▸ What you have to do: Could you copy every line from the material below in which "screenshot" appears?

(Stored data entries)
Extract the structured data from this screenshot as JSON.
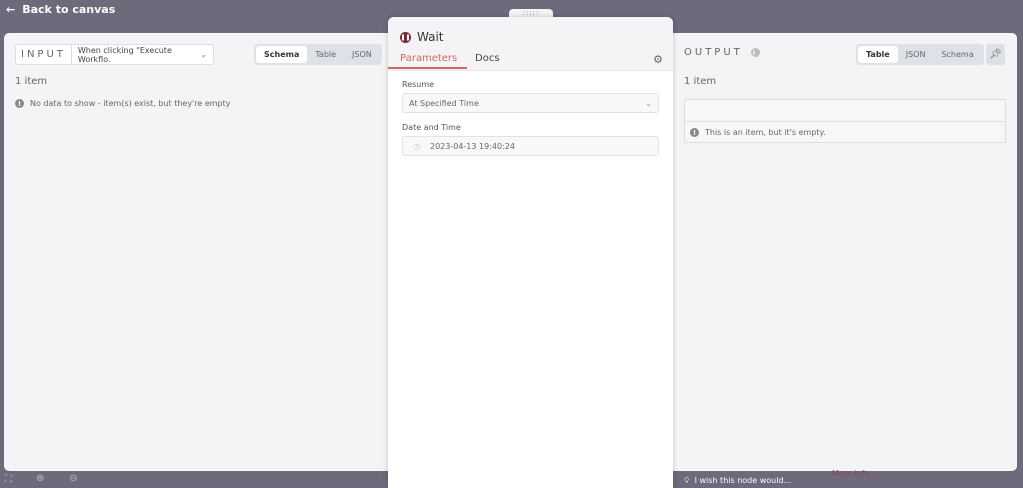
{
  "header": {
    "back_label": "Back to canvas"
  },
  "input": {
    "label": "INPUT",
    "source": "When clicking \"Execute Workflo.",
    "tabs": [
      "Schema",
      "Table",
      "JSON"
    ],
    "active_tab": "Schema",
    "count": "1 item",
    "message": "No data to show - item(s) exist, but they're empty"
  },
  "node": {
    "title": "Wait",
    "tabs": [
      "Parameters",
      "Docs"
    ],
    "active_tab": "Parameters",
    "resume_label": "Resume",
    "resume_value": "At Specified Time",
    "datetime_label": "Date and Time",
    "datetime_value": "2023-04-13 19:40:24",
    "handle": ":::::"
  },
  "output": {
    "label": "OUTPUT",
    "tabs": [
      "Table",
      "JSON",
      "Schema"
    ],
    "active_tab": "Table",
    "count": "1 item",
    "message": "This is an item, but it's empty."
  },
  "footer": {
    "feedback": "I wish this node would...",
    "more_info": "More info"
  },
  "colors": {
    "accent": "#d0685e",
    "background": "#6e6a7c",
    "node_icon": "#7a2a33"
  }
}
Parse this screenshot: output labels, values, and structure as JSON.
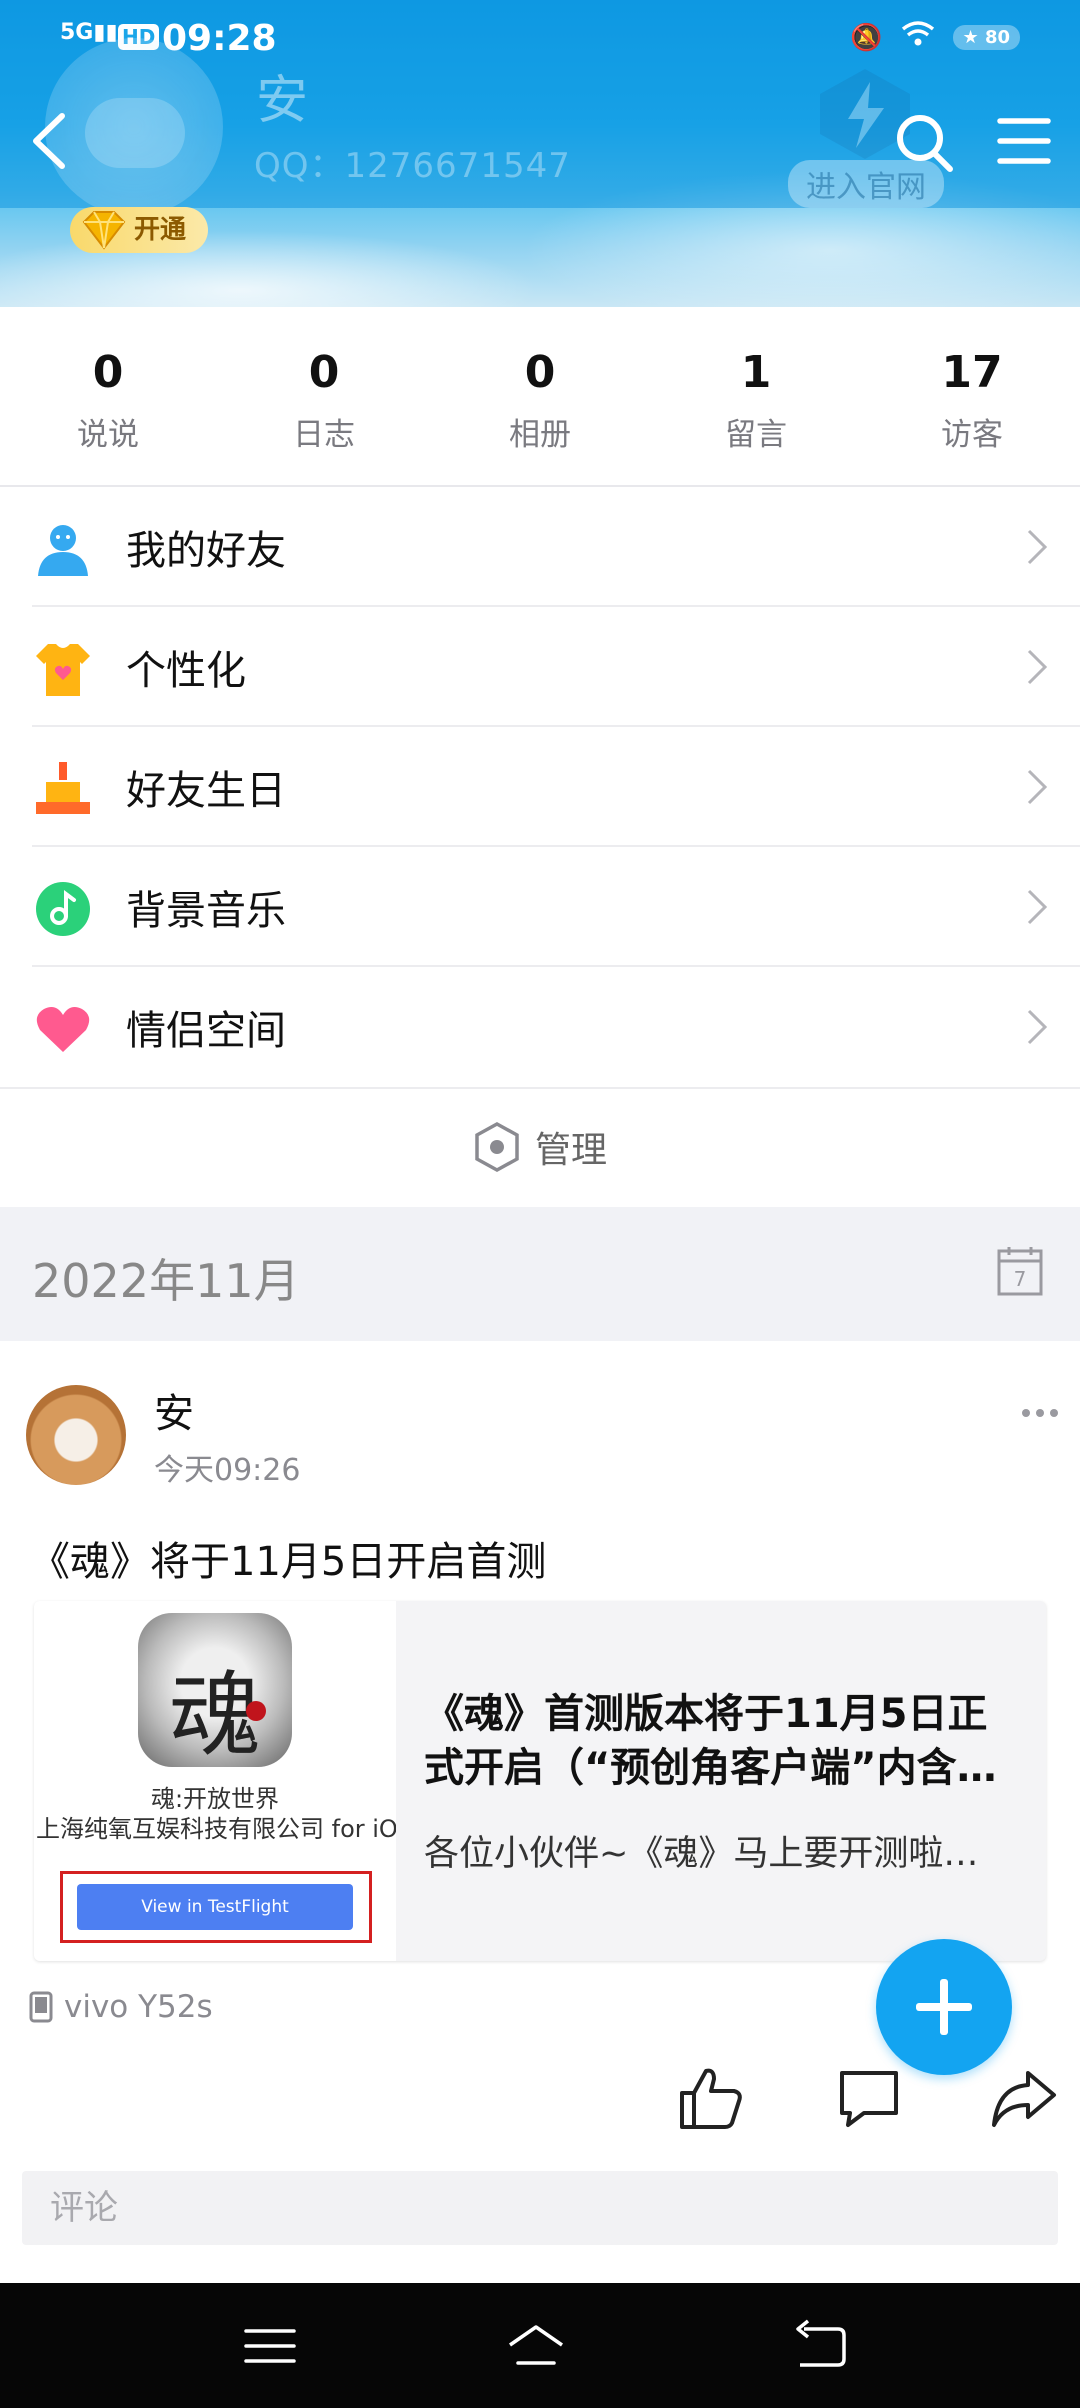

▸ Correct output:
Extract the structured data from this screenshot as JSON.
Parse this screenshot: output labels, values, and structure as JSON.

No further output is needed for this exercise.